WHAT YOU ARE ASKED TO DO
Set every record down verbatim and omit the pictures.

PROVIDED ENTRIES

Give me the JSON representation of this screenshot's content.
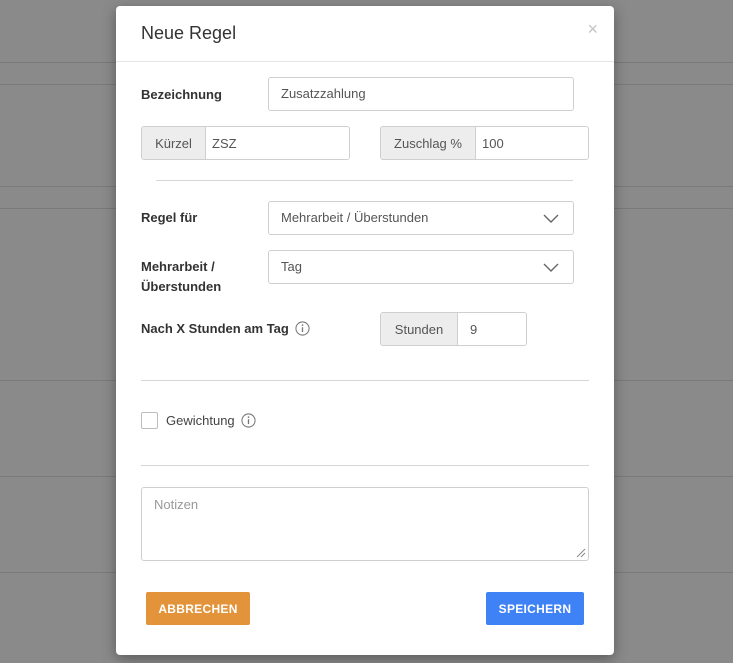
{
  "modal": {
    "title": "Neue Regel",
    "close_icon": "close-icon"
  },
  "form": {
    "bezeichnung": {
      "label": "Bezeichnung",
      "value": "Zusatzzahlung"
    },
    "kuerzel": {
      "addon": "Kürzel",
      "value": "ZSZ"
    },
    "zuschlag": {
      "addon": "Zuschlag %",
      "value": "100"
    },
    "regel_fuer": {
      "label": "Regel für",
      "selected": "Mehrarbeit / Überstunden"
    },
    "mehrarbeit": {
      "label_line1": "Mehrarbeit /",
      "label_line2": "Überstunden",
      "selected": "Tag"
    },
    "nach_x_stunden": {
      "label": "Nach X Stunden am Tag",
      "addon": "Stunden",
      "value": "9",
      "icon": "info-icon"
    },
    "gewichtung": {
      "label": "Gewichtung",
      "checked": false,
      "icon": "info-icon"
    },
    "notizen": {
      "placeholder": "Notizen"
    }
  },
  "buttons": {
    "cancel": "ABBRECHEN",
    "save": "SPEICHERN"
  },
  "colors": {
    "cancel_button": "#e3943b",
    "save_button": "#3f82f6",
    "backdrop": "#8a8a8a"
  }
}
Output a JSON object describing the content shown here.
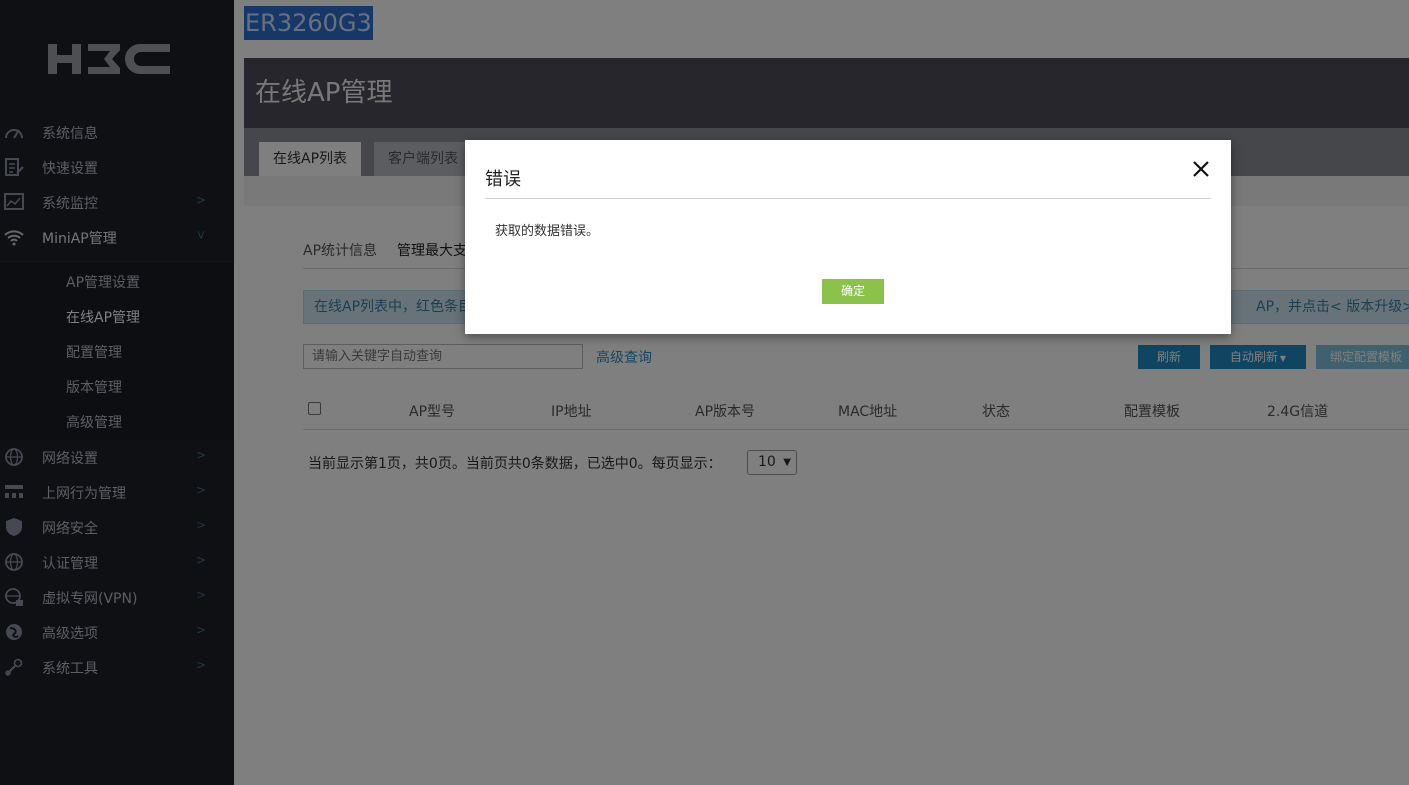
{
  "sidebar": {
    "logo_text": "H3C",
    "items": [
      {
        "label": "系统信息",
        "icon": "speedometer-icon",
        "has_children": false
      },
      {
        "label": "快速设置",
        "icon": "edit-document-icon",
        "has_children": false
      },
      {
        "label": "系统监控",
        "icon": "monitor-chart-icon",
        "has_children": true
      },
      {
        "label": "MiniAP管理",
        "icon": "wifi-icon",
        "has_children": true,
        "expanded": true
      },
      {
        "label": "网络设置",
        "icon": "globe-icon",
        "has_children": true
      },
      {
        "label": "上网行为管理",
        "icon": "network-tree-icon",
        "has_children": true
      },
      {
        "label": "网络安全",
        "icon": "shield-icon",
        "has_children": true
      },
      {
        "label": "认证管理",
        "icon": "globe-icon",
        "has_children": true
      },
      {
        "label": "虚拟专网(VPN)",
        "icon": "globe-lock-icon",
        "has_children": true
      },
      {
        "label": "高级选项",
        "icon": "settings-globe-icon",
        "has_children": true
      },
      {
        "label": "系统工具",
        "icon": "tools-icon",
        "has_children": true
      }
    ],
    "subitems": [
      "AP管理设置",
      "在线AP管理",
      "配置管理",
      "版本管理",
      "高级管理"
    ],
    "selected_subitem": "在线AP管理"
  },
  "header": {
    "device_name": "ER3260G3",
    "page_title": "在线AP管理",
    "tabs": [
      "在线AP列表",
      "客户端列表"
    ]
  },
  "content": {
    "stats_label": "AP统计信息",
    "stats_value": "管理最大支",
    "notice_left": "在线AP列表中，红色条目",
    "notice_right": "AP，并点击< 版本升级>按钮",
    "search_placeholder": "请输入关键字自动查询",
    "advanced_search": "高级查询",
    "buttons": {
      "refresh": "刷新",
      "auto_refresh": "自动刷新",
      "bind_template": "绑定配置模板"
    },
    "table_headers": [
      "AP型号",
      "IP地址",
      "AP版本号",
      "MAC地址",
      "状态",
      "配置模板",
      "2.4G信道"
    ],
    "pager_text": "当前显示第1页，共0页。当前页共0条数据，已选中0。每页显示：",
    "page_size": "10"
  },
  "modal": {
    "title": "错误",
    "message": "获取的数据错误。",
    "ok_label": "确定"
  },
  "colors": {
    "sidebar_bg": "#1f2129",
    "header_bg": "#4c4d59",
    "device_highlight": "#2f6fce",
    "primary_button": "#1f8bc0",
    "ok_button": "#8ac24a",
    "link": "#2a8fc2"
  }
}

ANSWER FOR THIS EXERCISE
Give me the JSON representation of this screenshot's content.
{
  "modal": {
    "title": "Neue Regel",
    "close_icon": "close-icon"
  },
  "form": {
    "bezeichnung": {
      "label": "Bezeichnung",
      "value": "Zusatzzahlung"
    },
    "kuerzel": {
      "addon": "Kürzel",
      "value": "ZSZ"
    },
    "zuschlag": {
      "addon": "Zuschlag %",
      "value": "100"
    },
    "regel_fuer": {
      "label": "Regel für",
      "selected": "Mehrarbeit / Überstunden"
    },
    "mehrarbeit": {
      "label_line1": "Mehrarbeit /",
      "label_line2": "Überstunden",
      "selected": "Tag"
    },
    "nach_x_stunden": {
      "label": "Nach X Stunden am Tag",
      "addon": "Stunden",
      "value": "9",
      "icon": "info-icon"
    },
    "gewichtung": {
      "label": "Gewichtung",
      "checked": false,
      "icon": "info-icon"
    },
    "notizen": {
      "placeholder": "Notizen"
    }
  },
  "buttons": {
    "cancel": "ABBRECHEN",
    "save": "SPEICHERN"
  },
  "colors": {
    "cancel_button": "#e3943b",
    "save_button": "#3f82f6",
    "backdrop": "#8a8a8a"
  }
}
Output a JSON object describing the content shown here.
{
  "sidebar": {
    "logo_text": "H3C",
    "items": [
      {
        "label": "系统信息",
        "icon": "speedometer-icon",
        "has_children": false
      },
      {
        "label": "快速设置",
        "icon": "edit-document-icon",
        "has_children": false
      },
      {
        "label": "系统监控",
        "icon": "monitor-chart-icon",
        "has_children": true
      },
      {
        "label": "MiniAP管理",
        "icon": "wifi-icon",
        "has_children": true,
        "expanded": true
      },
      {
        "label": "网络设置",
        "icon": "globe-icon",
        "has_children": true
      },
      {
        "label": "上网行为管理",
        "icon": "network-tree-icon",
        "has_children": true
      },
      {
        "label": "网络安全",
        "icon": "shield-icon",
        "has_children": true
      },
      {
        "label": "认证管理",
        "icon": "globe-icon",
        "has_children": true
      },
      {
        "label": "虚拟专网(VPN)",
        "icon": "globe-lock-icon",
        "has_children": true
      },
      {
        "label": "高级选项",
        "icon": "settings-globe-icon",
        "has_children": true
      },
      {
        "label": "系统工具",
        "icon": "tools-icon",
        "has_children": true
      }
    ],
    "subitems": [
      "AP管理设置",
      "在线AP管理",
      "配置管理",
      "版本管理",
      "高级管理"
    ],
    "selected_subitem": "在线AP管理"
  },
  "header": {
    "device_name": "ER3260G3",
    "page_title": "在线AP管理",
    "tabs": [
      "在线AP列表",
      "客户端列表"
    ]
  },
  "content": {
    "stats_label": "AP统计信息",
    "stats_value": "管理最大支",
    "notice_left": "在线AP列表中，红色条目",
    "notice_right": "AP，并点击< 版本升级>按钮",
    "search_placeholder": "请输入关键字自动查询",
    "advanced_search": "高级查询",
    "buttons": {
      "refresh": "刷新",
      "auto_refresh": "自动刷新",
      "bind_template": "绑定配置模板"
    },
    "table_headers": [
      "AP型号",
      "IP地址",
      "AP版本号",
      "MAC地址",
      "状态",
      "配置模板",
      "2.4G信道"
    ],
    "pager_text": "当前显示第1页，共0页。当前页共0条数据，已选中0。每页显示：",
    "page_size": "10"
  },
  "modal": {
    "title": "错误",
    "message": "获取的数据错误。",
    "ok_label": "确定"
  },
  "colors": {
    "sidebar_bg": "#1f2129",
    "header_bg": "#4c4d59",
    "device_highlight": "#2f6fce",
    "primary_button": "#1f8bc0",
    "ok_button": "#8ac24a",
    "link": "#2a8fc2"
  }
}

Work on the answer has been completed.